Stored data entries
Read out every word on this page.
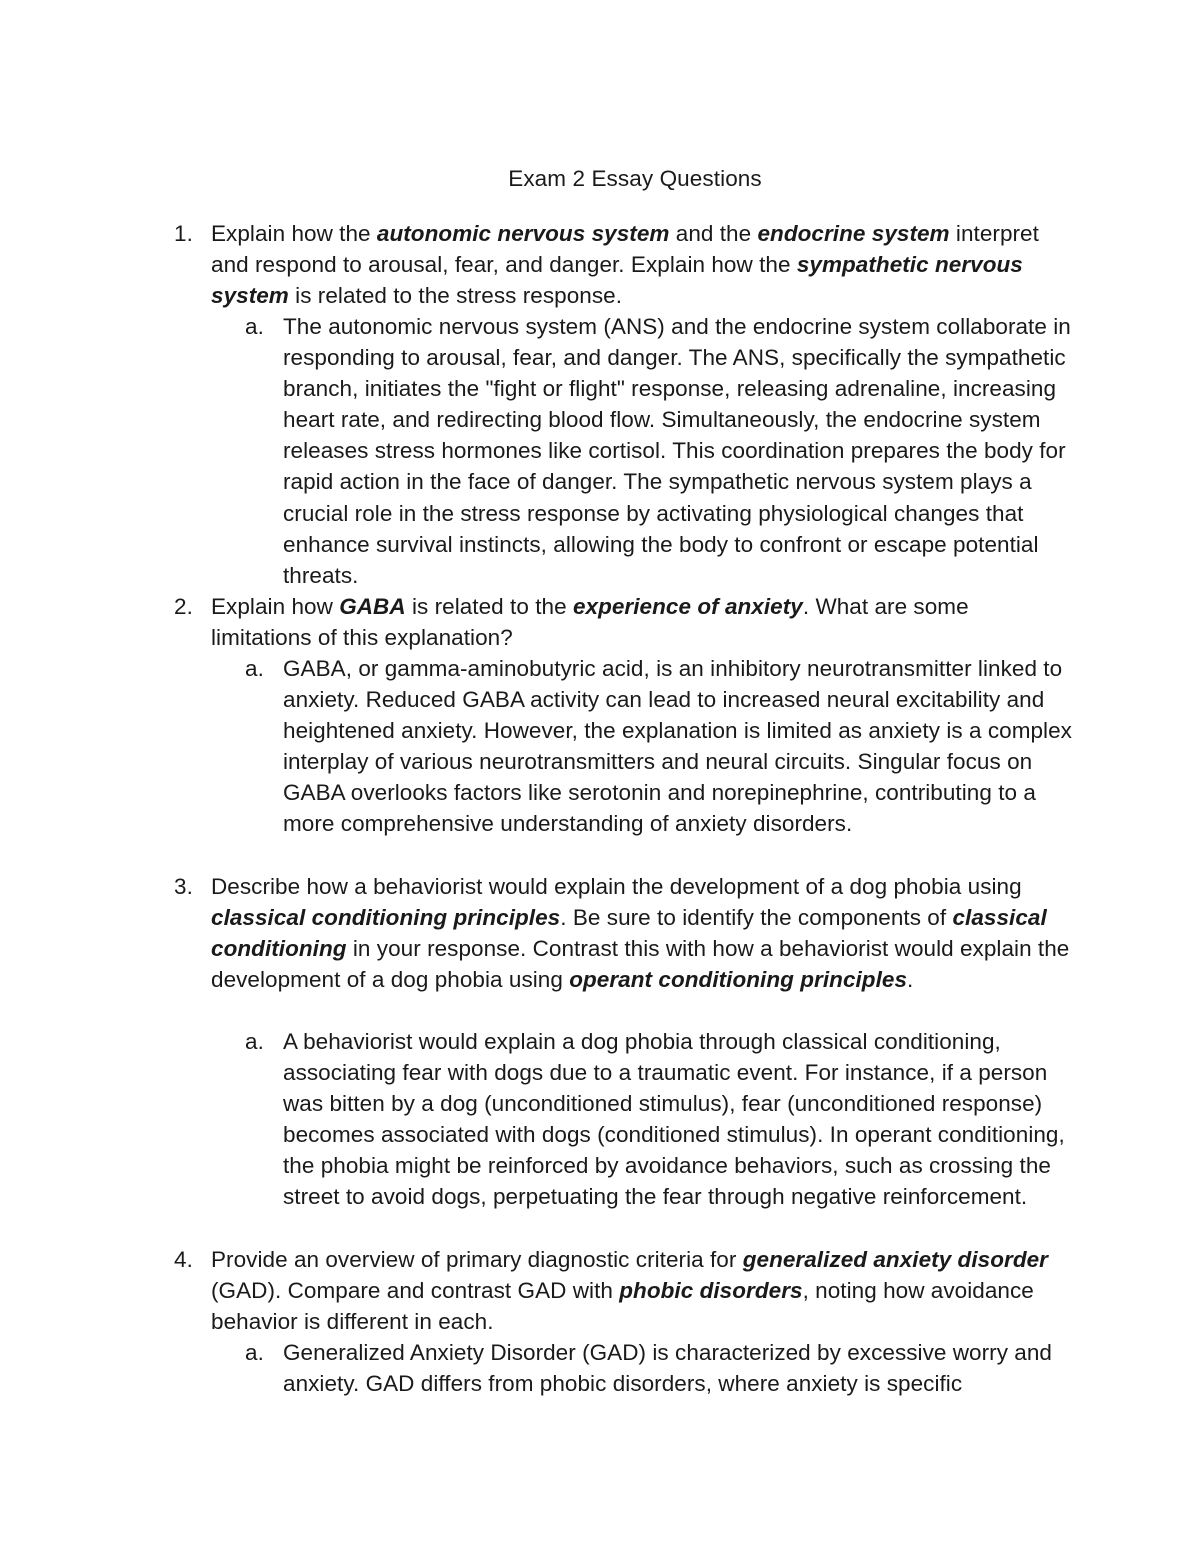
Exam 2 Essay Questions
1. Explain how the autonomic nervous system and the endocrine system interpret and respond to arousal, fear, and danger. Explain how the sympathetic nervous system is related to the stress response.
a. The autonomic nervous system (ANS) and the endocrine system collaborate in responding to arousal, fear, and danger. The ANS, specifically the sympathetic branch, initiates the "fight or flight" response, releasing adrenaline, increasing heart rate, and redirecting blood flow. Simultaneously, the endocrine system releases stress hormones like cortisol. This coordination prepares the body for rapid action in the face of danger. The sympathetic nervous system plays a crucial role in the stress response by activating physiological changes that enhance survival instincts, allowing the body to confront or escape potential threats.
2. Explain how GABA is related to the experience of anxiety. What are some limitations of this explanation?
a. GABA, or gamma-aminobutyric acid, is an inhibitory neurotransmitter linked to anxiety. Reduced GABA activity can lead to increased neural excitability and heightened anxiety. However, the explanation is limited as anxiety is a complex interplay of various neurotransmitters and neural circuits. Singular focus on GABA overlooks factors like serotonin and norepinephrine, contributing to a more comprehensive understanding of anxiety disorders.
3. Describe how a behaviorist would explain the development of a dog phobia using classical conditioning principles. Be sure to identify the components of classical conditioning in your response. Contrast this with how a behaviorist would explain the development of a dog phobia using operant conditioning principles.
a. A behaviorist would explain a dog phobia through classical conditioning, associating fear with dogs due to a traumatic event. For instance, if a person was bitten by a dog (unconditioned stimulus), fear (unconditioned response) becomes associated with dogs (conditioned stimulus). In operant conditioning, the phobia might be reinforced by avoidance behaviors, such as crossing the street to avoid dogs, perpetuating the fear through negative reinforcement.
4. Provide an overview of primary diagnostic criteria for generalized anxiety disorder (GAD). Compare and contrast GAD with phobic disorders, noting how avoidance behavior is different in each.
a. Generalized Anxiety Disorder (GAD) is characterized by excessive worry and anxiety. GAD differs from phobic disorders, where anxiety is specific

What needs to be done: Which lines in the records above contain the string "behaviorist"? Copy each one.

Exercise response:
3. Describe how a behaviorist would explain the development of a dog phobia using classical conditioning principles. Be sure to identify the components of classical conditioning in your response. Contrast this with how a behaviorist would explain the development of a dog phobia using operant conditioning principles.
a. A behaviorist would explain a dog phobia through classical conditioning, associating fear with dogs due to a traumatic event. For instance, if a person was bitten by a dog (unconditioned stimulus), fear (unconditioned response) becomes associated with dogs (conditioned stimulus). In operant conditioning, the phobia might be reinforced by avoidance behaviors, such as crossing the street to avoid dogs, perpetuating the fear through negative reinforcement.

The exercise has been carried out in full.